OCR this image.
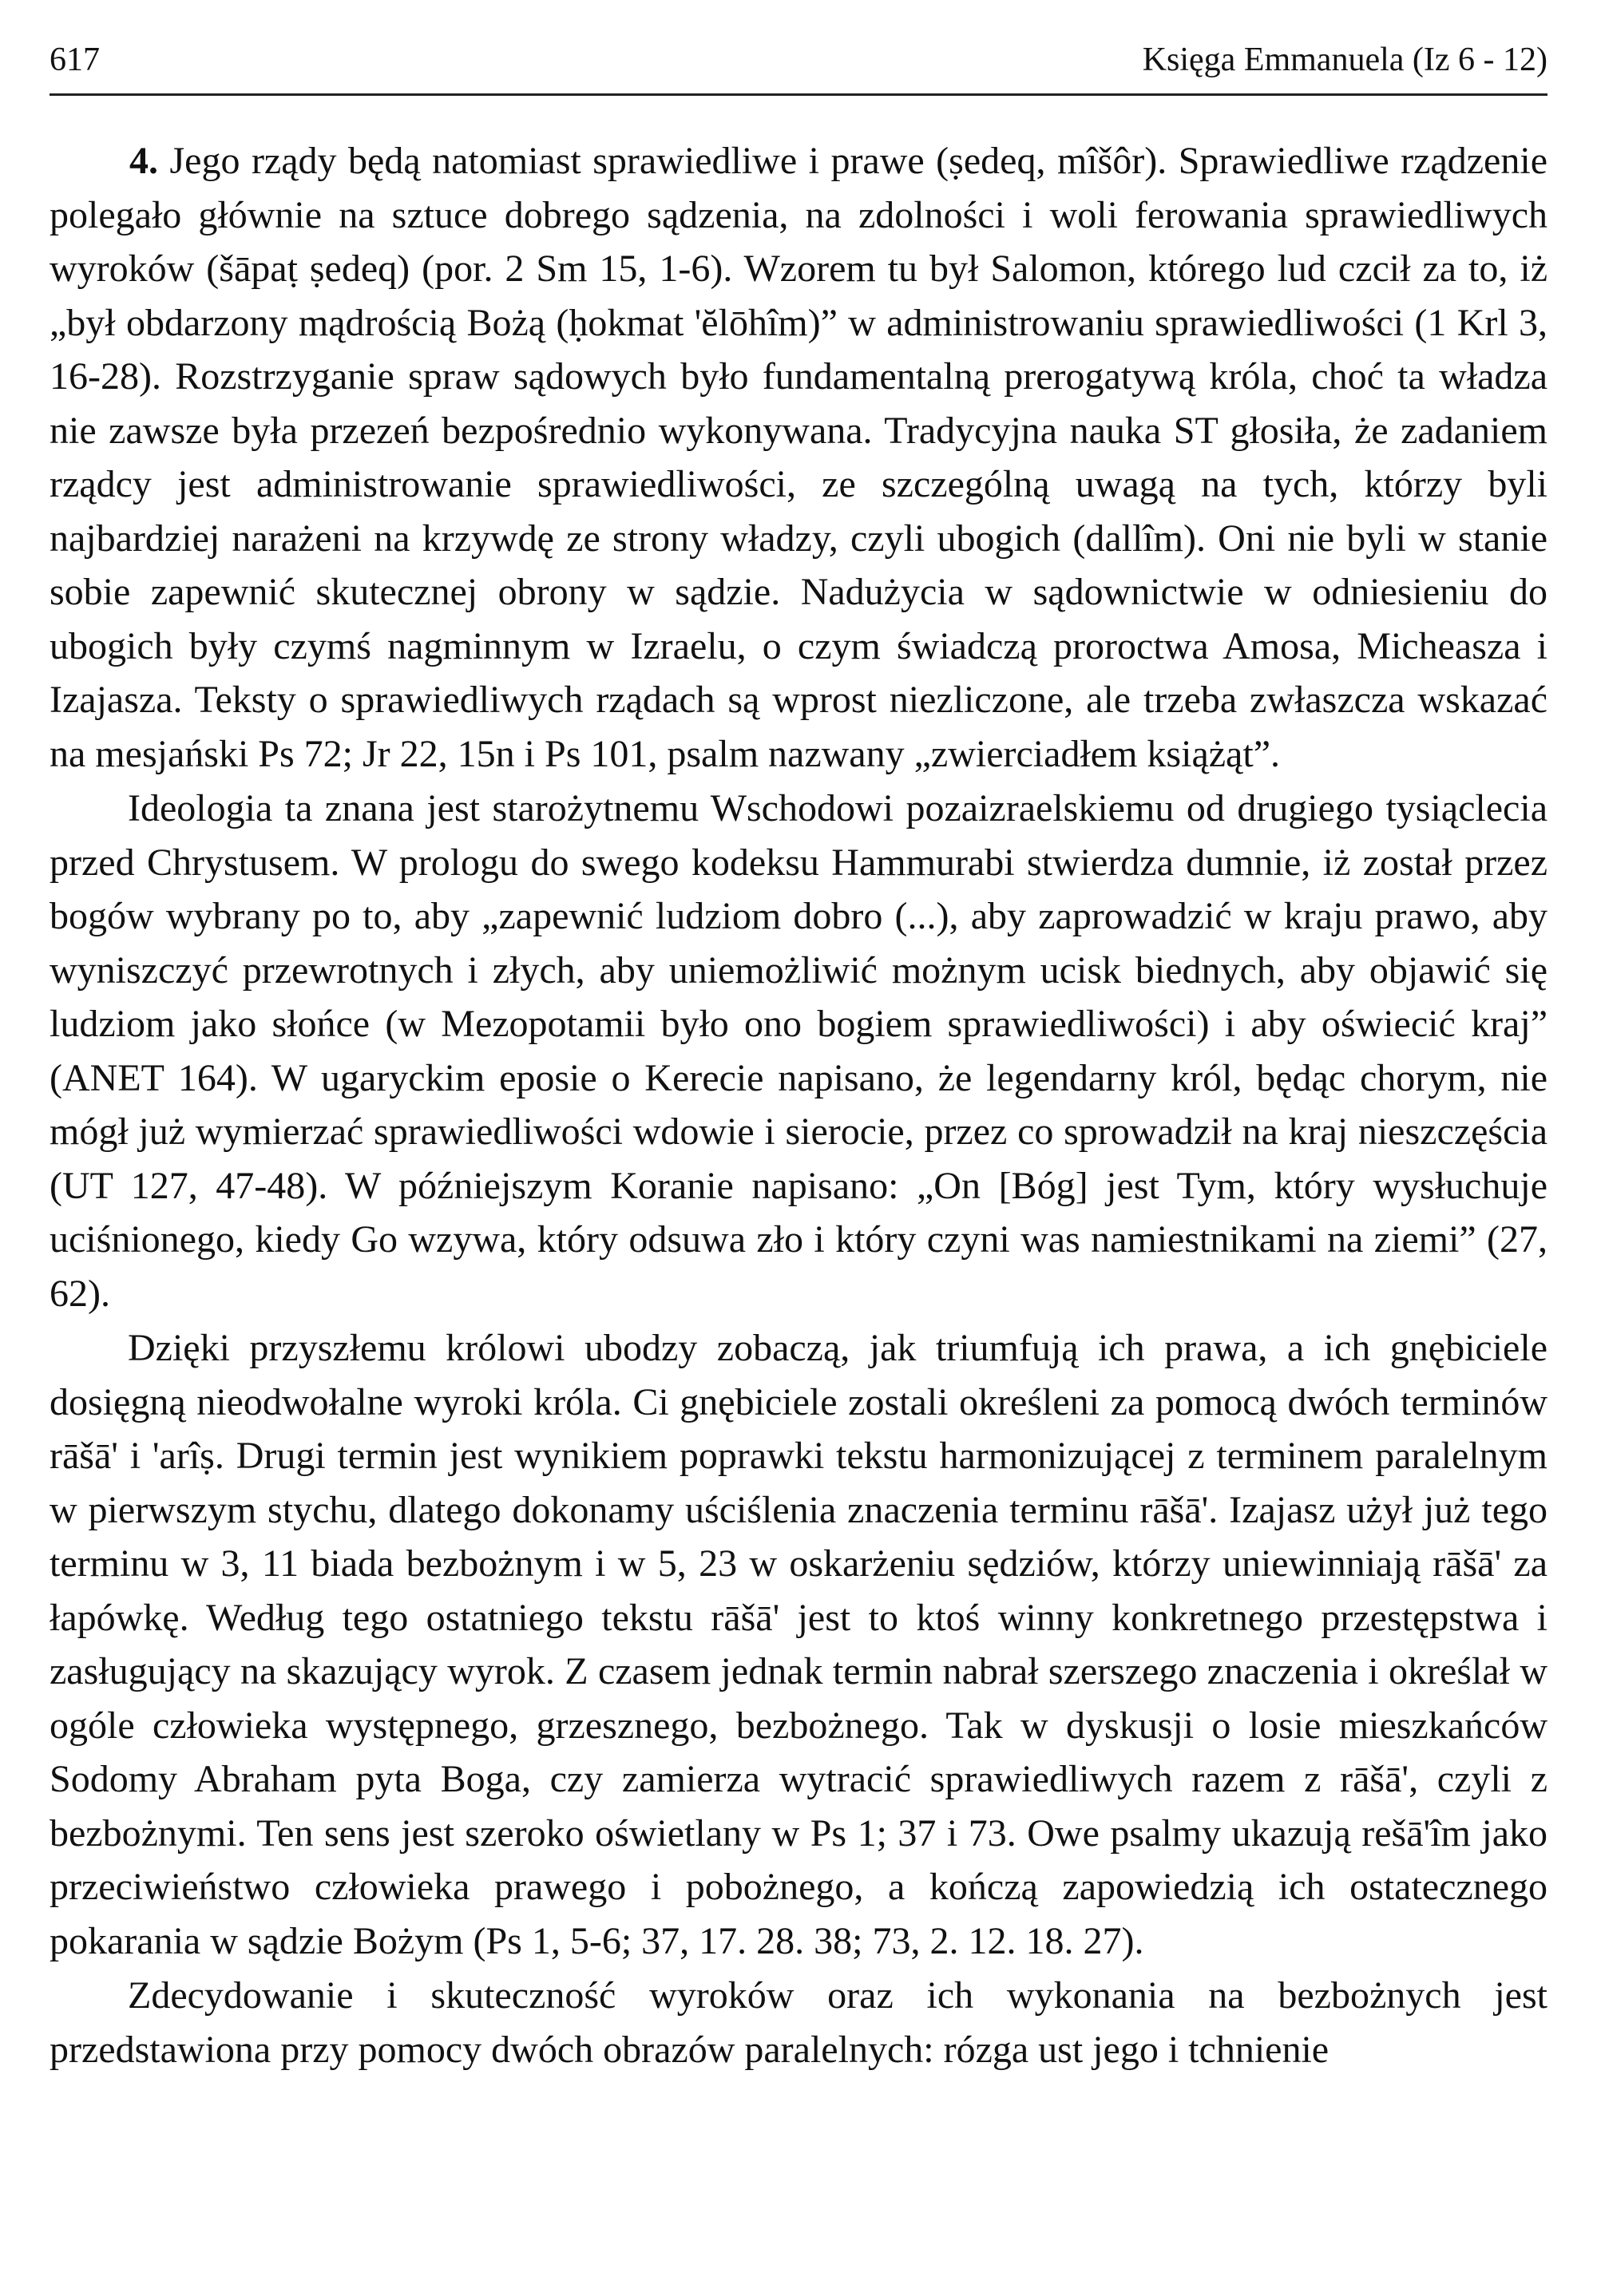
617	Księga Emmanuela (Iz 6 - 12)

4. Jego rządy będą natomiast sprawiedliwe i prawe (ṣedeq, mîšôr). Sprawiedliwe rządzenie polegało głównie na sztuce dobrego sądzenia, na zdolności i woli ferowania sprawiedliwych wyroków (šāpaṭ ṣedeq) (por. 2 Sm 15, 1-6). Wzorem tu był Salomon, którego lud czcił za to, iż „był obdarzony mądrością Bożą (ḥokmat 'ĕlōhîm)” w administrowaniu sprawiedliwości (1 Krl 3, 16-28). Rozstrzyganie spraw sądowych było fundamentalną prerogatywą króla, choć ta władza nie zawsze była przezeń bezpośrednio wykonywana. Tradycyjna nauka ST głosiła, że zadaniem rządcy jest administrowanie sprawiedliwości, ze szczególną uwagą na tych, którzy byli najbardziej narażeni na krzywdę ze strony władzy, czyli ubogich (dallîm). Oni nie byli w stanie sobie zapewnić skutecznej obrony w sądzie. Nadużycia w sądownictwie w odniesieniu do ubogich były czymś nagminnym w Izraelu, o czym świadczą proroctwa Amosa, Micheasza i Izajasza. Teksty o sprawiedliwych rządach są wprost niezliczone, ale trzeba zwłaszcza wskazać na mesjański Ps 72; Jr 22, 15n i Ps 101, psalm nazwany „zwierciadłem książąt”.

Ideologia ta znana jest starożytnemu Wschodowi pozaizraelskiemu od drugiego tysiąclecia przed Chrystusem. W prologu do swego kodeksu Hammurabi stwierdza dumnie, iż został przez bogów wybrany po to, aby „zapewnić ludziom dobro (...), aby zaprowadzić w kraju prawo, aby wyniszczyć przewrotnych i złych, aby uniemożliwić możnym ucisk biednych, aby objawić się ludziom jako słońce (w Mezopotamii było ono bogiem sprawiedliwości) i aby oświecić kraj” (ANET 164). W ugaryckim eposie o Kerecie napisano, że legendarny król, będąc chorym, nie mógł już wymierzać sprawiedliwości wdowie i sierocie, przez co sprowadził na kraj nieszczęścia (UT 127, 47-48). W późniejszym Koranie napisano: „On [Bóg] jest Tym, który wysłuchuje uciśnionego, kiedy Go wzywa, który odsuwa zło i który czyni was namiestnikami na ziemi” (27, 62).

Dzięki przyszłemu królowi ubodzy zobaczą, jak triumfują ich prawa, a ich gnębiciele dosięgną nieodwołalne wyroki króla. Ci gnębiciele zostali określeni za pomocą dwóch terminów rāšā' i 'arîṣ. Drugi termin jest wynikiem poprawki tekstu harmonizującej z terminem paralelnym w pierwszym stychu, dlatego dokonamy uściślenia znaczenia terminu rāšā'. Izajasz użył już tego terminu w 3, 11 biada bezbożnym i w 5, 23 w oskarżeniu sędziów, którzy uniewinniają rāšā' za łapówkę. Według tego ostatniego tekstu rāšā' jest to ktoś winny konkretnego przestępstwa i zasługujący na skazujący wyrok. Z czasem jednak termin nabrał szerszego znaczenia i określał w ogóle człowieka występnego, grzesznego, bezbożnego. Tak w dyskusji o losie mieszkańców Sodomy Abraham pyta Boga, czy zamierza wytracić sprawiedliwych razem z rāšā', czyli z bezbożnymi. Ten sens jest szeroko oświetlany w Ps 1; 37 i 73. Owe psalmy ukazują rešā'îm jako przeciwieństwo człowieka prawego i pobożnego, a kończą zapowiedzią ich ostatecznego pokarania w sądzie Bożym (Ps 1, 5-6; 37, 17. 28. 38; 73, 2. 12. 18. 27).

Zdecydowanie i skuteczność wyroków oraz ich wykonania na bezbożnych jest przedstawiona przy pomocy dwóch obrazów paralelnych: rózga ust jego i tchnienie
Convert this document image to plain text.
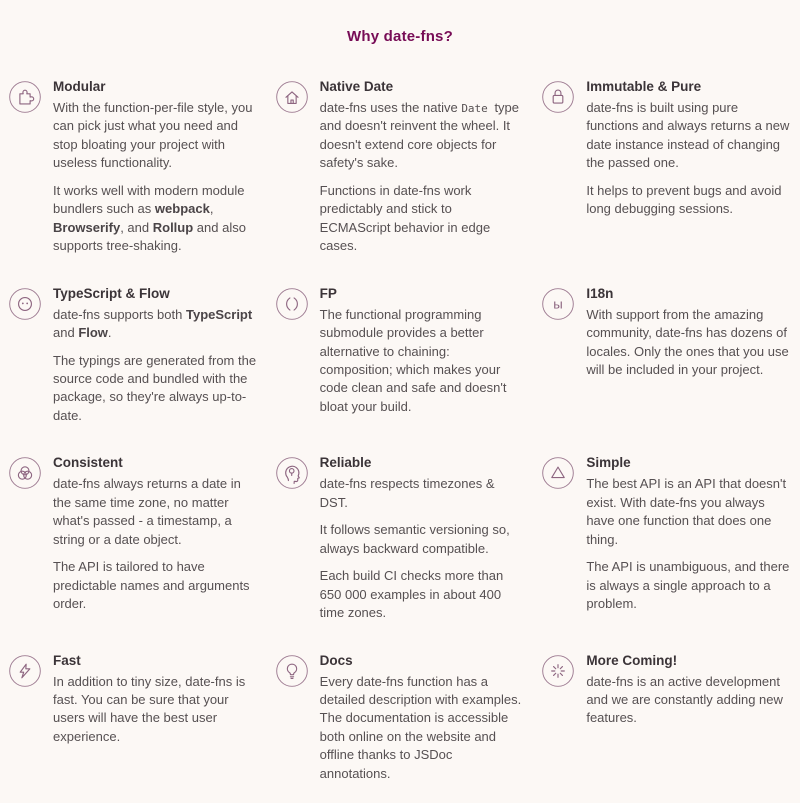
Why date-fns?
Modular

With the function-per-file style, you can pick just what you need and stop bloating your project with useless functionality.

It works well with modern module bundlers such as webpack, Browserify, and Rollup and also supports tree-shaking.

Native Date

date-fns uses the native Date type and doesn't reinvent the wheel. It doesn't extend core objects for safety's sake.

Functions in date-fns work predictably and stick to ECMAScript behavior in edge cases.

Immutable & Pure

date-fns is built using pure functions and always returns a new date instance instead of changing the passed one.

It helps to prevent bugs and avoid long debugging sessions.

TypeScript & Flow

date-fns supports both TypeScript and Flow.

The typings are generated from the source code and bundled with the package, so they're always up-to-date.

FP

The functional programming submodule provides a better alternative to chaining: composition; which makes your code clean and safe and doesn't bloat your build.

ы
I18n

With support from the amazing community, date-fns has dozens of locales. Only the ones that you use will be included in your project.

Consistent

date-fns always returns a date in the same time zone, no matter what's passed - a timestamp, a string or a date object.

The API is tailored to have predictable names and arguments order.

Reliable

date-fns respects timezones & DST.

It follows semantic versioning so, always backward compatible.

Each build CI checks more than 650 000 examples in about 400 time zones.

Simple

The best API is an API that doesn't exist. With date-fns you always have one function that does one thing.

The API is unambiguous, and there is always a single approach to a problem.

Fast

In addition to tiny size, date-fns is fast. You can be sure that your users will have the best user experience.

Docs

Every date-fns function has a detailed description with examples. The documentation is accessible both online on the website and offline thanks to JSDoc annotations.

More Coming!

date-fns is an active development and we are constantly adding new features.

####################

Given problem:
Give every record back exactly as it reads, with no images.

Reply to the exercise:
OCR this image.
617	Księga Emmanuela (Iz 6 - 12)

4. Jego rządy będą natomiast sprawiedliwe i prawe (ṣedeq, mîšôr). Sprawiedliwe rządzenie polegało głównie na sztuce dobrego sądzenia, na zdolności i woli ferowania sprawiedliwych wyroków (šāpaṭ ṣedeq) (por. 2 Sm 15, 1-6). Wzorem tu był Salomon, którego lud czcił za to, iż „był obdarzony mądrością Bożą (ḥokmat 'ĕlōhîm)” w administrowaniu sprawiedliwości (1 Krl 3, 16-28). Rozstrzyganie spraw sądowych było fundamentalną prerogatywą króla, choć ta władza nie zawsze była przezeń bezpośrednio wykonywana. Tradycyjna nauka ST głosiła, że zadaniem rządcy jest administrowanie sprawiedliwości, ze szczególną uwagą na tych, którzy byli najbardziej narażeni na krzywdę ze strony władzy, czyli ubogich (dallîm). Oni nie byli w stanie sobie zapewnić skutecznej obrony w sądzie. Nadużycia w sądownictwie w odniesieniu do ubogich były czymś nagminnym w Izraelu, o czym świadczą proroctwa Amosa, Micheasza i Izajasza. Teksty o sprawiedliwych rządach są wprost niezliczone, ale trzeba zwłaszcza wskazać na mesjański Ps 72; Jr 22, 15n i Ps 101, psalm nazwany „zwierciadłem książąt”.

Ideologia ta znana jest starożytnemu Wschodowi pozaizraelskiemu od drugiego tysiąclecia przed Chrystusem. W prologu do swego kodeksu Hammurabi stwierdza dumnie, iż został przez bogów wybrany po to, aby „zapewnić ludziom dobro (...), aby zaprowadzić w kraju prawo, aby wyniszczyć przewrotnych i złych, aby uniemożliwić możnym ucisk biednych, aby objawić się ludziom jako słońce (w Mezopotamii było ono bogiem sprawiedliwości) i aby oświecić kraj” (ANET 164). W ugaryckim eposie o Kerecie napisano, że legendarny król, będąc chorym, nie mógł już wymierzać sprawiedliwości wdowie i sierocie, przez co sprowadził na kraj nieszczęścia (UT 127, 47-48). W późniejszym Koranie napisano: „On [Bóg] jest Tym, który wysłuchuje uciśnionego, kiedy Go wzywa, który odsuwa zło i który czyni was namiestnikami na ziemi” (27, 62).

Dzięki przyszłemu królowi ubodzy zobaczą, jak triumfują ich prawa, a ich gnębiciele dosięgną nieodwołalne wyroki króla. Ci gnębiciele zostali określeni za pomocą dwóch terminów rāšā' i 'arîṣ. Drugi termin jest wynikiem poprawki tekstu harmonizującej z terminem paralelnym w pierwszym stychu, dlatego dokonamy uściślenia znaczenia terminu rāšā'. Izajasz użył już tego terminu w 3, 11 biada bezbożnym i w 5, 23 w oskarżeniu sędziów, którzy uniewinniają rāšā' za łapówkę. Według tego ostatniego tekstu rāšā' jest to ktoś winny konkretnego przestępstwa i zasługujący na skazujący wyrok. Z czasem jednak termin nabrał szerszego znaczenia i określał w ogóle człowieka występnego, grzesznego, bezbożnego. Tak w dyskusji o losie mieszkańców Sodomy Abraham pyta Boga, czy zamierza wytracić sprawiedliwych razem z rāšā', czyli z bezbożnymi. Ten sens jest szeroko oświetlany w Ps 1; 37 i 73. Owe psalmy ukazują rešā'îm jako przeciwieństwo człowieka prawego i pobożnego, a kończą zapowiedzią ich ostatecznego pokarania w sądzie Bożym (Ps 1, 5-6; 37, 17. 28. 38; 73, 2. 12. 18. 27).

Zdecydowanie i skuteczność wyroków oraz ich wykonania na bezbożnych jest przedstawiona przy pomocy dwóch obrazów paralelnych: rózga ust jego i tchnienie
Convert this document image to plain text.
Why date-fns?
Modular

With the function-per-file style, you can pick just what you need and stop bloating your project with useless functionality.

It works well with modern module bundlers such as webpack, Browserify, and Rollup and also supports tree-shaking.

Native Date

date-fns uses the native Date type and doesn't reinvent the wheel. It doesn't extend core objects for safety's sake.

Functions in date-fns work predictably and stick to ECMAScript behavior in edge cases.

Immutable & Pure

date-fns is built using pure functions and always returns a new date instance instead of changing the passed one.

It helps to prevent bugs and avoid long debugging sessions.

TypeScript & Flow

date-fns supports both TypeScript and Flow.

The typings are generated from the source code and bundled with the package, so they're always up-to-date.

FP

The functional programming submodule provides a better alternative to chaining: composition; which makes your code clean and safe and doesn't bloat your build.

ы
I18n

With support from the amazing community, date-fns has dozens of locales. Only the ones that you use will be included in your project.

Consistent

date-fns always returns a date in the same time zone, no matter what's passed - a timestamp, a string or a date object.

The API is tailored to have predictable names and arguments order.

Reliable

date-fns respects timezones & DST.

It follows semantic versioning so, always backward compatible.

Each build CI checks more than 650 000 examples in about 400 time zones.

Simple

The best API is an API that doesn't exist. With date-fns you always have one function that does one thing.

The API is unambiguous, and there is always a single approach to a problem.

Fast

In addition to tiny size, date-fns is fast. You can be sure that your users will have the best user experience.

Docs

Every date-fns function has a detailed description with examples. The documentation is accessible both online on the website and offline thanks to JSDoc annotations.

More Coming!

date-fns is an active development and we are constantly adding new features.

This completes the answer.